▸ **GIVEN PROBLEM**
Pull out every line of the listing below where "stanovení" appears.

▸ **DATA FOR THE TASK**
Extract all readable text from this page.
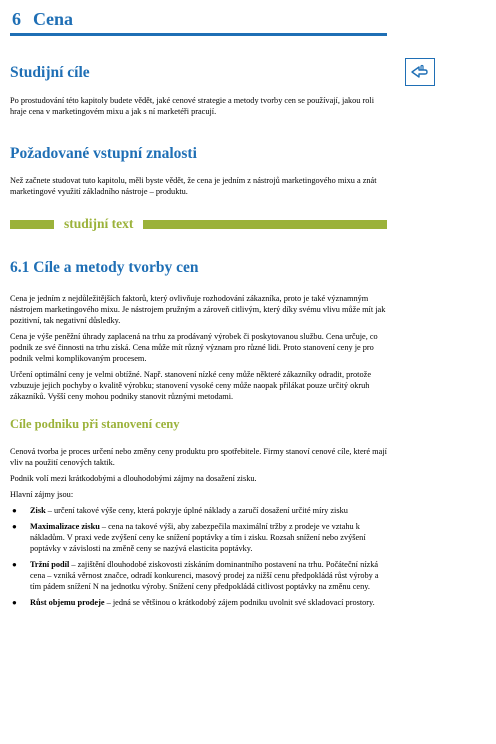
6 Cena
Studijní cíle

Po prostudování této kapitoly budete vědět, jaké cenové strategie a metody tvorby cen se používají, jakou roli hraje cena v marketingovém mixu a jak s ní marketéři pracují.

Požadované vstupní znalosti

Než začnete studovat tuto kapitolu, měli byste vědět, že cena je jedním z nástrojů marketingového mixu a znát marketingové využití základního nástroje – produktu.

studijní text
6.1 Cíle a metody tvorby cen

Cena je jedním z nejdůležitějších faktorů, který ovlivňuje rozhodování zákazníka, proto je také významným nástrojem marketingového mixu. Je nástrojem pružným a zároveň citlivým, který díky svému vlivu může mít jak pozitivní, tak negativní důsledky.

Cena je výše peněžní úhrady zaplacená na trhu za prodávaný výrobek či poskytovanou službu. Cena určuje, co podnik ze své činnosti na trhu získá. Cena může mít různý význam pro různé lidi. Proto stanovení ceny je pro podnik velmi komplikovaným procesem.

Určení optimální ceny je velmi obtížné. Např. stanovení nízké ceny může některé zákazníky odradit, protože vzbuzuje jejich pochyby o kvalitě výrobku; stanovení vysoké ceny může naopak přilákat pouze určitý okruh zákazníků. Vyšší ceny mohou podniky stanovit různými metodami.

Cíle podniku při stanovení ceny

Cenová tvorba je proces určení nebo změny ceny produktu pro spotřebitele. Firmy stanoví cenové cíle, které mají vliv na použití cenových taktik.

Podnik volí mezi krátkodobými a dlouhodobými zájmy na dosažení zisku.

Hlavní zájmy jsou:

● Zisk – určení takové výše ceny, která pokryje úplné náklady a zaručí dosažení určité míry zisku
● Maximalizace zisku – cena na takové výši, aby zabezpečila maximální tržby z prodeje ve vztahu k nákladům. V praxi vede zvýšení ceny ke snížení poptávky a tím i zisku. Rozsah snížení nebo zvýšení poptávky v závislosti na změně ceny se nazývá elasticita poptávky.
● Tržní podíl – zajištění dlouhodobé ziskovosti získáním dominantního postavení na trhu. Počáteční nízká cena – vzniká věrnost značce, odradí konkurenci, masový prodej za nižší cenu předpokládá růst výroby a tím pádem snížení N na jednotku výroby. Snížení ceny předpokládá citlivost poptávky na změnu ceny.
● Růst objemu prodeje – jedná se většinou o krátkodobý zájem podniku uvolnit své skladovací prostory.
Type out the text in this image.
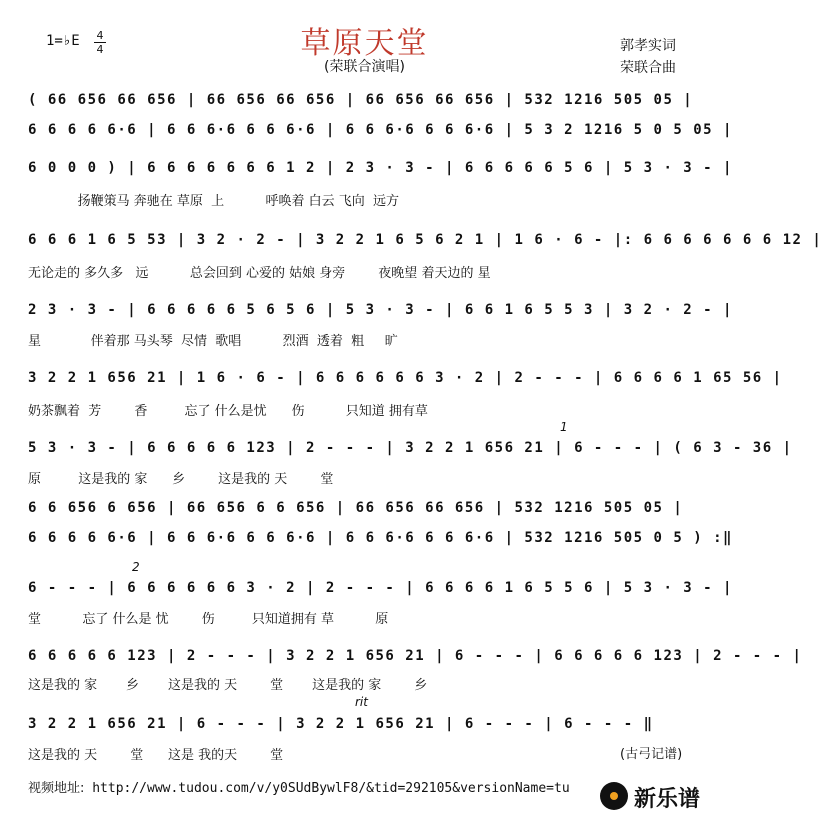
草原天堂
(荣联合演唱)
1=♭E 4
4	郭孝实词
荣联合曲
( 66 656 66 656 | 66 656 66 656 | 66 656 66 656 | 532 1216 505 05 |
6 6 6 6 6·6 | 6 6 6·6 6 6 6·6 | 6 6 6·6 6 6 6·6 | 5 3 2 1216 5 0 5 05 |
6 0 0 0 ) | 6 6 6 6 6 6 6 1 2 | 2 3 · 3 - | 6 6 6 6 6 5 6 | 5 3 · 3 - |
扬鞭策马 奔驰在 草原  上          呼唤着 白云 飞向  远方
6 6 6 1 6 5 53 | 3 2 · 2 - | 3 2 2 1 6 5 6 2 1 | 1 6 · 6 - |: 6 6 6 6 6 6 6 12 |
无论走的 多久多   远          总会回到 心爱的 姑娘 身旁        夜晚望 着天边的 星
2 3 · 3 - | 6 6 6 6 6 5 6 5 6 | 5 3 · 3 - | 6 6 1 6 5 5 3 | 3 2 · 2 - |
星            伴着那 马头琴  尽情  歌唱          烈酒  透着  粗     旷
3 2 2 1 656 21 | 1 6 · 6 - | 6 6 6 6 6 6 3 · 2 | 2 - - - | 6 6 6 6 1 65 56 |
奶茶飘着  芳        香         忘了 什么是忧      伤          只知道 拥有草
1
5 3 · 3 - | 6 6 6 6 6 123 | 2 - - - | 3 2 2 1 656 21 | 6 - - - | ( 6 3 - 36 |
原         这是我的 家      乡        这是我的 天        堂
6 6 656 6 656 | 66 656 6 6 656 | 66 656 66 656 | 532 1216 505 05 |
6 6 6 6 6·6 | 6 6 6·6 6 6 6·6 | 6 6 6·6 6 6 6·6 | 532 1216 505 0 5 ) :‖
2
6 - - - | 6 6 6 6 6 6 3 · 2 | 2 - - - | 6 6 6 6 1 6 5 5 6 | 5 3 · 3 - |
堂          忘了 什么是 忧        伤         只知道拥有 草          原
6 6 6 6 6 123 | 2 - - - | 3 2 2 1 656 21 | 6 - - - | 6 6 6 6 6 123 | 2 - - - |
这是我的 家       乡       这是我的 天        堂       这是我的 家        乡
rit
3 2 2 1 656 21 | 6 - - - | 3 2 2 1 656 21 | 6 - - - | 6 - - - ‖
这是我的 天        堂      这是 我的天        堂	(古弓记谱)
视频地址: http://www.tudou.com/v/y0SUdBywlF8/&tid=292105&versionName=tu	新乐谱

▸ **EXERCISE SOLUTION**
Cena je výše peněžní úhrady zaplacená na trhu za prodávaný výrobek či poskytovanou službu. Cena určuje, co podnik ze své činnosti na trhu získá. Cena může mít různý význam pro různé lidi. Proto stanovení ceny je pro podnik velmi komplikovaným procesem.
Určení optimální ceny je velmi obtížné. Např. stanovení nízké ceny může některé zákazníky odradit, protože vzbuzuje jejich pochyby o kvalitě výrobku; stanovení vysoké ceny může naopak přilákat pouze určitý okruh zákazníků. Vyšší ceny mohou podniky stanovit různými metodami.
Cíle podniku při stanovení ceny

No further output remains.